WRITTEN INSTRUCTION: Each line holding the word "Collabvm" counts once; give the total and nothing more.

::::::

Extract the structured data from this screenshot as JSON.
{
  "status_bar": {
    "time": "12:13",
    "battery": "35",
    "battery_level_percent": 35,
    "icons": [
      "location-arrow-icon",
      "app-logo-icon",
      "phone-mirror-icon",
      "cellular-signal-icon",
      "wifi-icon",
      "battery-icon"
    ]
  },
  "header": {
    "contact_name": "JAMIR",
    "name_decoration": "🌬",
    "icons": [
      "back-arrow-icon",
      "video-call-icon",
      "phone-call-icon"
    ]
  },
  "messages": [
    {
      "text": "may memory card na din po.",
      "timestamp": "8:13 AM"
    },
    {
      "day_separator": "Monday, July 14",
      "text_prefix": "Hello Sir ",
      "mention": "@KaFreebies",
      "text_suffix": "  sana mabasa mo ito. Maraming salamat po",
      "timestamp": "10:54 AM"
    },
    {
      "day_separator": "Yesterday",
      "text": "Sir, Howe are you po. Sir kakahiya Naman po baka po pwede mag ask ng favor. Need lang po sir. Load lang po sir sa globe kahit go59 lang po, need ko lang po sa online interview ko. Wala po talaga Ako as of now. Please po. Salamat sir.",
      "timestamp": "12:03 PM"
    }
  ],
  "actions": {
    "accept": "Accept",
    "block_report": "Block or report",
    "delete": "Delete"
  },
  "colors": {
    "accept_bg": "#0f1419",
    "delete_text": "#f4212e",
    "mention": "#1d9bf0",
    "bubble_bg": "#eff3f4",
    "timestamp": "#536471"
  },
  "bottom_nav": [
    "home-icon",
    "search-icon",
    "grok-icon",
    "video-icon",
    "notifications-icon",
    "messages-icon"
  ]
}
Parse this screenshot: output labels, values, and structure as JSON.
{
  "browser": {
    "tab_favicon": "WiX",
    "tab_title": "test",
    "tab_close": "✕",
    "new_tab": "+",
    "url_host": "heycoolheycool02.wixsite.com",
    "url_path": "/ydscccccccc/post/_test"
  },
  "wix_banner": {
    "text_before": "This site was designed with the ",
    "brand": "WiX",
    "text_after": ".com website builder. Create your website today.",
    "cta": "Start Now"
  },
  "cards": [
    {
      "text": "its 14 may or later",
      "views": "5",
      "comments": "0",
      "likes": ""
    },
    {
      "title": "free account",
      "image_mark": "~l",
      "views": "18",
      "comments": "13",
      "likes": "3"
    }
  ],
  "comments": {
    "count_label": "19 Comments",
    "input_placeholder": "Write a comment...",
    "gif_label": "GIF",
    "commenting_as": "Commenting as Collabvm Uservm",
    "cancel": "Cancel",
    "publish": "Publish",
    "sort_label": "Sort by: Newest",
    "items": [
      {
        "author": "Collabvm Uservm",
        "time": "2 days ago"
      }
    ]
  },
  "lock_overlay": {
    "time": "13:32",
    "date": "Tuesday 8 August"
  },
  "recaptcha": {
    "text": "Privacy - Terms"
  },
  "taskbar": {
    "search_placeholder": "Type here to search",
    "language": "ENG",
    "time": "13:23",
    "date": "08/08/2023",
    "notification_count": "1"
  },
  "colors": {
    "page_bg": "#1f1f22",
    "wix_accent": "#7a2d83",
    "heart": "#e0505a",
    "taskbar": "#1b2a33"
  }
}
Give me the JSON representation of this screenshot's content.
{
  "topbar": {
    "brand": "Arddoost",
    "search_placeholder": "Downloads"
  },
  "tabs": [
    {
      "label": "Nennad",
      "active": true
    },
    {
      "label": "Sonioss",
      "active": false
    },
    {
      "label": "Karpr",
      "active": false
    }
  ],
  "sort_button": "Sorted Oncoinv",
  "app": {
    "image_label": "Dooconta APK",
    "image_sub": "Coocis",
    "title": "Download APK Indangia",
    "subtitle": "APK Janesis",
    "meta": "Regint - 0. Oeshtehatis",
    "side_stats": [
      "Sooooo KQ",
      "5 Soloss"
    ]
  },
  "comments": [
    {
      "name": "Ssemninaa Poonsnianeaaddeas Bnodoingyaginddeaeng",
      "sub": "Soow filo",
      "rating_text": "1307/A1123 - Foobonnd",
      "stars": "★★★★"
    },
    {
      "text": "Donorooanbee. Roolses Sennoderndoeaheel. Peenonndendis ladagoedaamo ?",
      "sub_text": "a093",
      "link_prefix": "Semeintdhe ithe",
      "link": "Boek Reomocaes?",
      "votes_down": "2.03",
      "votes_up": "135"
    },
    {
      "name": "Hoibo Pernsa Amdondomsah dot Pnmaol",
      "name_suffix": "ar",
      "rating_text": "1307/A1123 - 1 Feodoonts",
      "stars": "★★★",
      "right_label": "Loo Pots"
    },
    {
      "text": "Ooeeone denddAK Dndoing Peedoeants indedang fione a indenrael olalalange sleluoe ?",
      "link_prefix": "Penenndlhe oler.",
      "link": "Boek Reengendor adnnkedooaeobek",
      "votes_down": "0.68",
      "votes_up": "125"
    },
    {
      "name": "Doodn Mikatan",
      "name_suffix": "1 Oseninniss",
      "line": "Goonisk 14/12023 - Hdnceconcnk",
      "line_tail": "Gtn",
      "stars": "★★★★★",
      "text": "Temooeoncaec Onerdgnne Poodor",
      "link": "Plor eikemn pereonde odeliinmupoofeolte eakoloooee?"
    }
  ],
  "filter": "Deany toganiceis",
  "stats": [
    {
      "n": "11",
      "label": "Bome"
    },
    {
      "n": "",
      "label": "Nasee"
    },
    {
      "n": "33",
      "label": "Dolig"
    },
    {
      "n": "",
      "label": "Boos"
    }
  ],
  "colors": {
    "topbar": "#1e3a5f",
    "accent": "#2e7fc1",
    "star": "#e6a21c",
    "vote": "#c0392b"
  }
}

::::::

RESPONSE TO THE TASK: 2